»»

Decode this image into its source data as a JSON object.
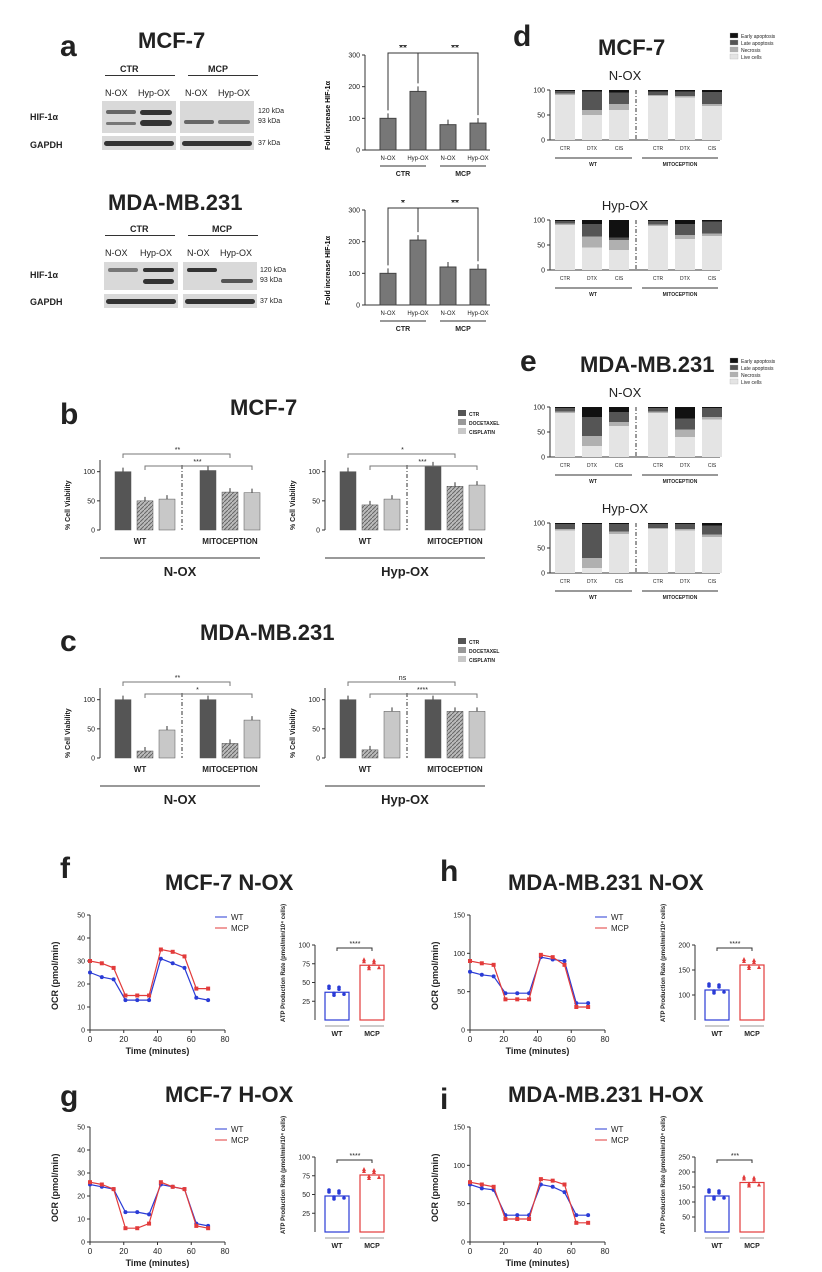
{
  "a": {
    "label": "a",
    "mcf7_title": "MCF-7",
    "mda_title": "MDA-MB.231",
    "ctr": "CTR",
    "mcp": "MCP",
    "lanes": [
      "N-OX",
      "Hyp-OX",
      "N-OX",
      "Hyp-OX"
    ],
    "hif": "HIF-1α",
    "gapdh": "GAPDH",
    "kda120": "120 kDa",
    "kda93": "93 kDa",
    "kda37": "37 kDa",
    "fold_ylabel": "Fold increase HIF-1α",
    "bar_x": [
      "N-OX",
      "Hyp-OX",
      "N-OX",
      "Hyp-OX"
    ],
    "sig_mcf7": [
      "**",
      "**"
    ],
    "sig_mda": [
      "*",
      "**"
    ]
  },
  "b": {
    "label": "b",
    "title": "MCF-7",
    "nox": "N-OX",
    "hypox": "Hyp-OX",
    "wt": "WT",
    "mito": "MITOCEPTION",
    "ylabel": "% Cell Viability",
    "legend": [
      "CTR",
      "DOCETAXEL",
      "CISPLATIN"
    ],
    "sig_nox": [
      "**",
      "***"
    ],
    "sig_hypox": [
      "*",
      "***"
    ]
  },
  "c": {
    "label": "c",
    "title": "MDA-MB.231",
    "nox": "N-OX",
    "hypox": "Hyp-OX",
    "wt": "WT",
    "mito": "MITOCEPTION",
    "ylabel": "% Cell Viability",
    "legend": [
      "CTR",
      "DOCETAXEL",
      "CISPLATIN"
    ],
    "sig_nox": [
      "**",
      "*"
    ],
    "sig_hypox": [
      "ns",
      "****"
    ]
  },
  "d": {
    "label": "d",
    "title": "MCF-7",
    "nox": "N-OX",
    "hypox": "Hyp-OX",
    "legend": [
      "Early apoptosis",
      "Late apoptosis",
      "Necrosis",
      "Live cells"
    ],
    "cats": [
      "CTR",
      "DTX",
      "CIS",
      "CTR",
      "DTX",
      "CIS"
    ],
    "wt": "WT",
    "mito": "MITOCEPTION"
  },
  "e": {
    "label": "e",
    "title": "MDA-MB.231",
    "nox": "N-OX",
    "hypox": "Hyp-OX",
    "legend": [
      "Early apoptosis",
      "Late apoptosis",
      "Necrosis",
      "Live cells"
    ],
    "cats": [
      "CTR",
      "DTX",
      "CIS",
      "CTR",
      "DTX",
      "CIS"
    ],
    "wt": "WT",
    "mito": "MITOCEPTION"
  },
  "f": {
    "label": "f",
    "title": "MCF-7 N-OX"
  },
  "g": {
    "label": "g",
    "title": "MCF-7 H-OX"
  },
  "h": {
    "label": "h",
    "title": "MDA-MB.231 N-OX"
  },
  "i": {
    "label": "i",
    "title": "MDA-MB.231 H-OX"
  },
  "ocr": {
    "ylabel": "OCR (pmol/min)",
    "xlabel": "Time (minutes)",
    "legend": [
      "WT",
      "MCP"
    ],
    "atp_ylabel": "ATP Production Rate (pmol/min/10⁴ cells)",
    "atp_x": [
      "WT",
      "MCP"
    ]
  },
  "colors": {
    "wt": "#2a3bd6",
    "mcp": "#e23b3b",
    "dark": "#555555",
    "mid": "#8c8c8c",
    "light": "#c8c8c8"
  },
  "chart_data": [
    {
      "id": "a-mcf7",
      "type": "bar",
      "categories": [
        "N-OX",
        "Hyp-OX",
        "N-OX",
        "Hyp-OX"
      ],
      "values": [
        100,
        185,
        80,
        85
      ],
      "ylim": [
        0,
        300
      ],
      "yticks": [
        0,
        100,
        200,
        300
      ],
      "groups": [
        "CTR",
        "MCP"
      ]
    },
    {
      "id": "a-mda",
      "type": "bar",
      "categories": [
        "N-OX",
        "Hyp-OX",
        "N-OX",
        "Hyp-OX"
      ],
      "values": [
        100,
        205,
        120,
        113
      ],
      "ylim": [
        0,
        300
      ],
      "yticks": [
        0,
        100,
        200,
        300
      ],
      "groups": [
        "CTR",
        "MCP"
      ]
    },
    {
      "id": "b-nox",
      "type": "bar",
      "groups": [
        "WT",
        "MITOCEPTION"
      ],
      "series": [
        {
          "name": "CTR",
          "values": [
            100,
            102
          ]
        },
        {
          "name": "DOCETAXEL",
          "values": [
            50,
            65
          ]
        },
        {
          "name": "CISPLATIN",
          "values": [
            53,
            64
          ]
        }
      ],
      "ylim": [
        0,
        120
      ],
      "yticks": [
        0,
        50,
        100
      ]
    },
    {
      "id": "b-hypox",
      "type": "bar",
      "groups": [
        "WT",
        "MITOCEPTION"
      ],
      "series": [
        {
          "name": "CTR",
          "values": [
            100,
            110
          ]
        },
        {
          "name": "DOCETAXEL",
          "values": [
            43,
            75
          ]
        },
        {
          "name": "CISPLATIN",
          "values": [
            53,
            77
          ]
        }
      ],
      "ylim": [
        0,
        120
      ],
      "yticks": [
        0,
        50,
        100
      ]
    },
    {
      "id": "c-nox",
      "type": "bar",
      "groups": [
        "WT",
        "MITOCEPTION"
      ],
      "series": [
        {
          "name": "CTR",
          "values": [
            100,
            100
          ]
        },
        {
          "name": "DOCETAXEL",
          "values": [
            12,
            25
          ]
        },
        {
          "name": "CISPLATIN",
          "values": [
            48,
            65
          ]
        }
      ],
      "ylim": [
        0,
        120
      ],
      "yticks": [
        0,
        50,
        100
      ]
    },
    {
      "id": "c-hypox",
      "type": "bar",
      "groups": [
        "WT",
        "MITOCEPTION"
      ],
      "series": [
        {
          "name": "CTR",
          "values": [
            100,
            100
          ]
        },
        {
          "name": "DOCETAXEL",
          "values": [
            14,
            80
          ]
        },
        {
          "name": "CISPLATIN",
          "values": [
            80,
            80
          ]
        }
      ],
      "ylim": [
        0,
        120
      ],
      "yticks": [
        0,
        50,
        100
      ]
    },
    {
      "id": "d-nox",
      "type": "stacked-bar",
      "categories": [
        "CTR",
        "DTX",
        "CIS",
        "CTR",
        "DTX",
        "CIS"
      ],
      "series": [
        {
          "name": "Live cells",
          "values": [
            90,
            50,
            60,
            88,
            85,
            68
          ]
        },
        {
          "name": "Necrosis",
          "values": [
            3,
            10,
            12,
            2,
            3,
            4
          ]
        },
        {
          "name": "Late apoptosis",
          "values": [
            5,
            37,
            23,
            7,
            9,
            24
          ]
        },
        {
          "name": "Early apoptosis",
          "values": [
            2,
            3,
            5,
            3,
            3,
            4
          ]
        }
      ],
      "ylim": [
        0,
        100
      ],
      "yticks": [
        0,
        50,
        100
      ]
    },
    {
      "id": "d-hypox",
      "type": "stacked-bar",
      "categories": [
        "CTR",
        "DTX",
        "CIS",
        "CTR",
        "DTX",
        "CIS"
      ],
      "series": [
        {
          "name": "Live cells",
          "values": [
            90,
            45,
            40,
            88,
            62,
            68
          ]
        },
        {
          "name": "Necrosis",
          "values": [
            3,
            22,
            20,
            3,
            8,
            5
          ]
        },
        {
          "name": "Late apoptosis",
          "values": [
            5,
            25,
            5,
            7,
            22,
            24
          ]
        },
        {
          "name": "Early apoptosis",
          "values": [
            2,
            8,
            35,
            2,
            8,
            3
          ]
        }
      ],
      "ylim": [
        0,
        100
      ],
      "yticks": [
        0,
        50,
        100
      ]
    },
    {
      "id": "e-nox",
      "type": "stacked-bar",
      "categories": [
        "CTR",
        "DTX",
        "CIS",
        "CTR",
        "DTX",
        "CIS"
      ],
      "series": [
        {
          "name": "Live cells",
          "values": [
            88,
            22,
            62,
            88,
            40,
            75
          ]
        },
        {
          "name": "Necrosis",
          "values": [
            3,
            20,
            8,
            3,
            15,
            5
          ]
        },
        {
          "name": "Late apoptosis",
          "values": [
            7,
            38,
            20,
            7,
            22,
            18
          ]
        },
        {
          "name": "Early apoptosis",
          "values": [
            2,
            20,
            10,
            2,
            23,
            2
          ]
        }
      ],
      "ylim": [
        0,
        100
      ],
      "yticks": [
        0,
        50,
        100
      ]
    },
    {
      "id": "e-hypox",
      "type": "stacked-bar",
      "categories": [
        "CTR",
        "DTX",
        "CIS",
        "CTR",
        "DTX",
        "CIS"
      ],
      "series": [
        {
          "name": "Live cells",
          "values": [
            85,
            10,
            78,
            88,
            85,
            72
          ]
        },
        {
          "name": "Necrosis",
          "values": [
            3,
            20,
            5,
            2,
            3,
            5
          ]
        },
        {
          "name": "Late apoptosis",
          "values": [
            10,
            68,
            15,
            8,
            10,
            18
          ]
        },
        {
          "name": "Early apoptosis",
          "values": [
            2,
            2,
            2,
            2,
            2,
            5
          ]
        }
      ],
      "ylim": [
        0,
        100
      ],
      "yticks": [
        0,
        50,
        100
      ]
    },
    {
      "id": "f-ocr",
      "type": "line",
      "x": [
        0,
        7,
        14,
        21,
        28,
        35,
        42,
        49,
        56,
        63,
        70
      ],
      "ylim": [
        0,
        50
      ],
      "yticks": [
        0,
        10,
        20,
        30,
        40,
        50
      ],
      "xlim": [
        0,
        80
      ],
      "xticks": [
        0,
        20,
        40,
        60,
        80
      ],
      "series": [
        {
          "name": "WT",
          "values": [
            25,
            23,
            22,
            13,
            13,
            13,
            31,
            29,
            27,
            14,
            13
          ]
        },
        {
          "name": "MCP",
          "values": [
            30,
            29,
            27,
            15,
            15,
            15,
            35,
            34,
            32,
            18,
            18
          ]
        }
      ]
    },
    {
      "id": "f-atp",
      "type": "scatter-bar",
      "categories": [
        "WT",
        "MCP"
      ],
      "values": [
        37,
        73
      ],
      "ylim": [
        0,
        100
      ],
      "yticks": [
        25,
        50,
        75,
        100
      ],
      "sig": "****"
    },
    {
      "id": "g-ocr",
      "type": "line",
      "x": [
        0,
        7,
        14,
        21,
        28,
        35,
        42,
        49,
        56,
        63,
        70
      ],
      "ylim": [
        0,
        50
      ],
      "yticks": [
        0,
        10,
        20,
        30,
        40,
        50
      ],
      "xlim": [
        0,
        80
      ],
      "xticks": [
        0,
        20,
        40,
        60,
        80
      ],
      "series": [
        {
          "name": "WT",
          "values": [
            25,
            24,
            23,
            13,
            13,
            12,
            25,
            24,
            23,
            8,
            7
          ]
        },
        {
          "name": "MCP",
          "values": [
            26,
            25,
            23,
            6,
            6,
            8,
            26,
            24,
            23,
            7,
            6
          ]
        }
      ]
    },
    {
      "id": "g-atp",
      "type": "scatter-bar",
      "categories": [
        "WT",
        "MCP"
      ],
      "values": [
        48,
        76
      ],
      "ylim": [
        0,
        100
      ],
      "yticks": [
        25,
        50,
        75,
        100
      ],
      "sig": "****"
    },
    {
      "id": "h-ocr",
      "type": "line",
      "x": [
        0,
        7,
        14,
        21,
        28,
        35,
        42,
        49,
        56,
        63,
        70
      ],
      "ylim": [
        0,
        150
      ],
      "yticks": [
        0,
        50,
        100,
        150
      ],
      "xlim": [
        0,
        80
      ],
      "xticks": [
        0,
        20,
        40,
        60,
        80
      ],
      "series": [
        {
          "name": "WT",
          "values": [
            76,
            72,
            70,
            48,
            48,
            48,
            95,
            92,
            90,
            35,
            35
          ]
        },
        {
          "name": "MCP",
          "values": [
            90,
            87,
            85,
            40,
            40,
            40,
            98,
            95,
            85,
            30,
            30
          ]
        }
      ]
    },
    {
      "id": "h-atp",
      "type": "scatter-bar",
      "categories": [
        "WT",
        "MCP"
      ],
      "values": [
        110,
        160
      ],
      "ylim": [
        0,
        200
      ],
      "yticks": [
        100,
        150,
        200
      ],
      "sig": "****"
    },
    {
      "id": "i-ocr",
      "type": "line",
      "x": [
        0,
        7,
        14,
        21,
        28,
        35,
        42,
        49,
        56,
        63,
        70
      ],
      "ylim": [
        0,
        150
      ],
      "yticks": [
        0,
        50,
        100,
        150
      ],
      "xlim": [
        0,
        80
      ],
      "xticks": [
        0,
        20,
        40,
        60,
        80
      ],
      "series": [
        {
          "name": "WT",
          "values": [
            75,
            70,
            68,
            35,
            35,
            35,
            75,
            72,
            65,
            35,
            35
          ]
        },
        {
          "name": "MCP",
          "values": [
            78,
            75,
            72,
            30,
            30,
            30,
            82,
            80,
            75,
            25,
            25
          ]
        }
      ]
    },
    {
      "id": "i-atp",
      "type": "scatter-bar",
      "categories": [
        "WT",
        "MCP"
      ],
      "values": [
        120,
        165
      ],
      "ylim": [
        0,
        250
      ],
      "yticks": [
        50,
        100,
        150,
        200,
        250
      ],
      "sig": "***"
    }
  ]
}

««

What lines above mention "pmol"? Copy each one.

    "ylabel": "OCR (pmol/min)",
    "atp_ylabel": "ATP Production Rate (pmol/min/10⁴ cells)",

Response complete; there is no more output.